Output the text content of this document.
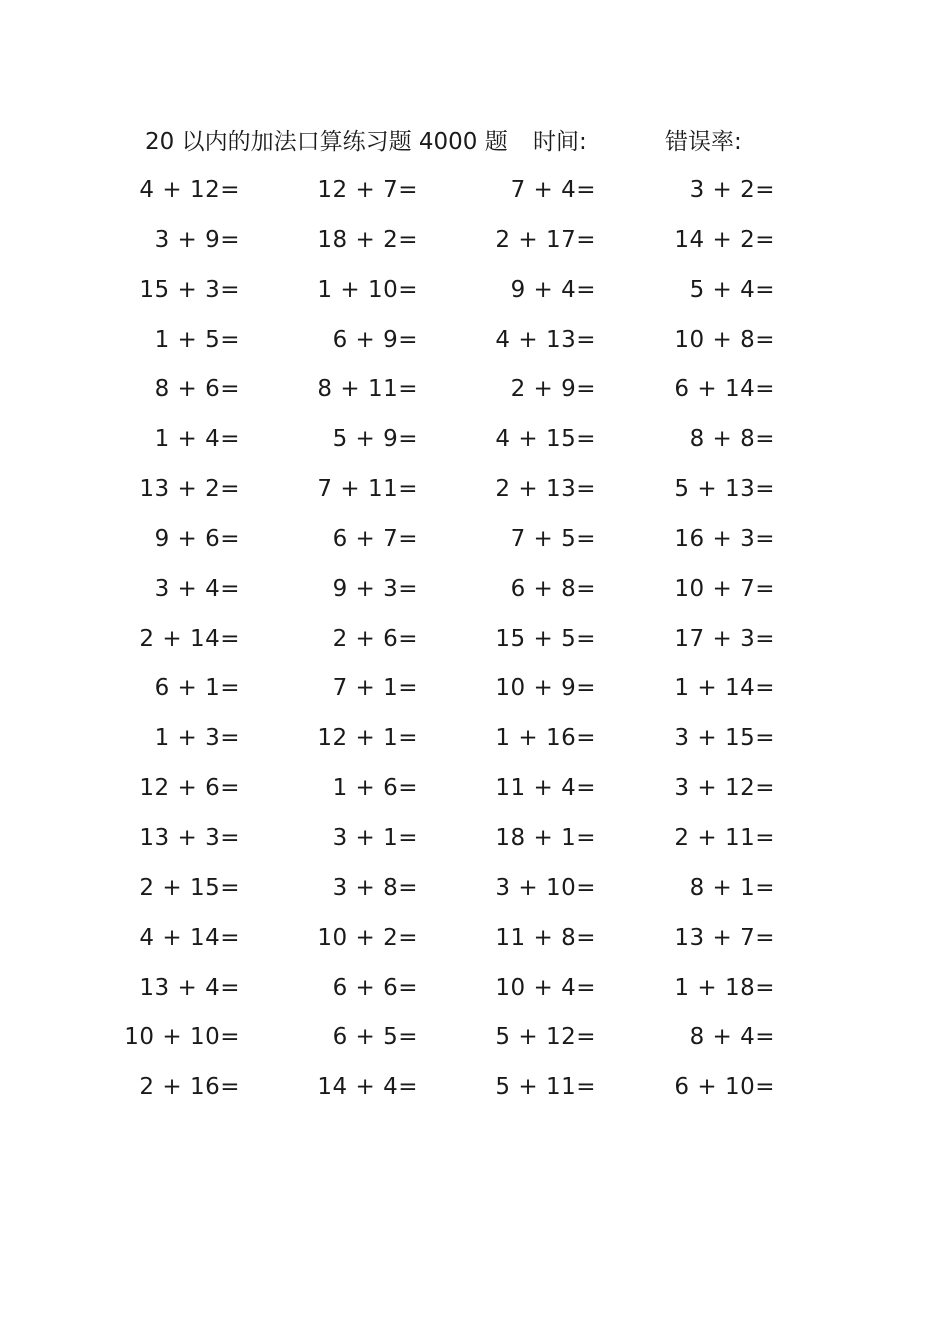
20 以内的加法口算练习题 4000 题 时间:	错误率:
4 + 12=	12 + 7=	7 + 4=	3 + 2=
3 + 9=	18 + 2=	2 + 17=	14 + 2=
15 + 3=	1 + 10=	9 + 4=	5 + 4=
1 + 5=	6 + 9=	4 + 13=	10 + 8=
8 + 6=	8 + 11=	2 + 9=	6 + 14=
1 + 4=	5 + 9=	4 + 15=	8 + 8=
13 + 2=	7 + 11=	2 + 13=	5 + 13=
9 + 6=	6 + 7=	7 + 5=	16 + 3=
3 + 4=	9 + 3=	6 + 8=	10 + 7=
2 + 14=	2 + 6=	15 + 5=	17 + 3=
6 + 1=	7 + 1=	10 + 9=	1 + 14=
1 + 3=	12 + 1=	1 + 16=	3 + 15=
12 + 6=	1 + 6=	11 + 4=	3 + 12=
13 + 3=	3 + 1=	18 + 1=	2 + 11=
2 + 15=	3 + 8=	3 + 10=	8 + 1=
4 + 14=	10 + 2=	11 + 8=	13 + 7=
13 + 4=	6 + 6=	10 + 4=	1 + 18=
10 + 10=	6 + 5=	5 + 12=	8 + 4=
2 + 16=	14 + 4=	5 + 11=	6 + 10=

GIVEN INSTRUCTION: Quote each entry above verbatim and drop the pictures.

RESPONSE TO THE TASK:
Output the text content of this document.
20 以内的加法口算练习题 4000 题 时间:	错误率:
4 + 12=	12 + 7=	7 + 4=	3 + 2=
3 + 9=	18 + 2=	2 + 17=	14 + 2=
15 + 3=	1 + 10=	9 + 4=	5 + 4=
1 + 5=	6 + 9=	4 + 13=	10 + 8=
8 + 6=	8 + 11=	2 + 9=	6 + 14=
1 + 4=	5 + 9=	4 + 15=	8 + 8=
13 + 2=	7 + 11=	2 + 13=	5 + 13=
9 + 6=	6 + 7=	7 + 5=	16 + 3=
3 + 4=	9 + 3=	6 + 8=	10 + 7=
2 + 14=	2 + 6=	15 + 5=	17 + 3=
6 + 1=	7 + 1=	10 + 9=	1 + 14=
1 + 3=	12 + 1=	1 + 16=	3 + 15=
12 + 6=	1 + 6=	11 + 4=	3 + 12=
13 + 3=	3 + 1=	18 + 1=	2 + 11=
2 + 15=	3 + 8=	3 + 10=	8 + 1=
4 + 14=	10 + 2=	11 + 8=	13 + 7=
13 + 4=	6 + 6=	10 + 4=	1 + 18=
10 + 10=	6 + 5=	5 + 12=	8 + 4=
2 + 16=	14 + 4=	5 + 11=	6 + 10=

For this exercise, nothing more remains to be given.